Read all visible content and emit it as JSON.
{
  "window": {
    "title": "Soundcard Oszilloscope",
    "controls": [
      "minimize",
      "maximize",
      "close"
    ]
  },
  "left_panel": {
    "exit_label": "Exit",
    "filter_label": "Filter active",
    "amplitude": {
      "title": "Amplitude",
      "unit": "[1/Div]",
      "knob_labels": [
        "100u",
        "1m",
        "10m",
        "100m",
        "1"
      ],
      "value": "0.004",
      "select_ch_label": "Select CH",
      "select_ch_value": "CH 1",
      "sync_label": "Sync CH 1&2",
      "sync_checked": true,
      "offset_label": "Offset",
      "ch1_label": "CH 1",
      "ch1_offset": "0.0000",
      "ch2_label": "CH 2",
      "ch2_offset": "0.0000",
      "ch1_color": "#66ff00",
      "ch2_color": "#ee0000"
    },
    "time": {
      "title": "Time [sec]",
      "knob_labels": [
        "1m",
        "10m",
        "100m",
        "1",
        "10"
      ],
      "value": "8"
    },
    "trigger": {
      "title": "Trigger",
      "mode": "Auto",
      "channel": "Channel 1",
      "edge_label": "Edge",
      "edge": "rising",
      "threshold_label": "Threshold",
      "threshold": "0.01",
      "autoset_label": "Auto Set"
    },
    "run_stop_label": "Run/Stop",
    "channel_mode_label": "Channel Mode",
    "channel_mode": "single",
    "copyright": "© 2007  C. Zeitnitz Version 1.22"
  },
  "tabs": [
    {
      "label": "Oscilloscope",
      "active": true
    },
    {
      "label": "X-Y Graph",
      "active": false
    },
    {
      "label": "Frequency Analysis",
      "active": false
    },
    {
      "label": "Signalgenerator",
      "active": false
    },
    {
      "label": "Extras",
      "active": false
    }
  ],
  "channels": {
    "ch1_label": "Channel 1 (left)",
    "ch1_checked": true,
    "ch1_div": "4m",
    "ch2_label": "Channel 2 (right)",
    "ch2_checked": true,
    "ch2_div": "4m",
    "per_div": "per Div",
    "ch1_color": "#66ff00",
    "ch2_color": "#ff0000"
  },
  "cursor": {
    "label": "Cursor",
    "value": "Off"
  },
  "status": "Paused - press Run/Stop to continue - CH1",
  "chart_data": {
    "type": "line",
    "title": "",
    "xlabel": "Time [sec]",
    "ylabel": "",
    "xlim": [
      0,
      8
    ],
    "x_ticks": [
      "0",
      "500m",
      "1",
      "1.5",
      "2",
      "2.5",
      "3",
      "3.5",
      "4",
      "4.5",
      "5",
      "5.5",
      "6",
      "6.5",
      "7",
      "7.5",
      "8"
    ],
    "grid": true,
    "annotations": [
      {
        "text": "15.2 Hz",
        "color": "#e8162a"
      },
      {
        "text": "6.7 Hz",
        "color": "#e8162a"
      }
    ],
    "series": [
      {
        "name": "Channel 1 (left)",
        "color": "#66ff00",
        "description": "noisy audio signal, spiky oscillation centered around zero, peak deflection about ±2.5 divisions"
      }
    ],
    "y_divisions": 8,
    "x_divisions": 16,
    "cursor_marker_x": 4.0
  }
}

*Instructions to follow*.
Search the entries for the word "Stop", then gather every line that has it.

*Task result*.
    "run_stop_label": "Run/Stop",
  "status": "Paused - press Run/Stop to continue - CH1",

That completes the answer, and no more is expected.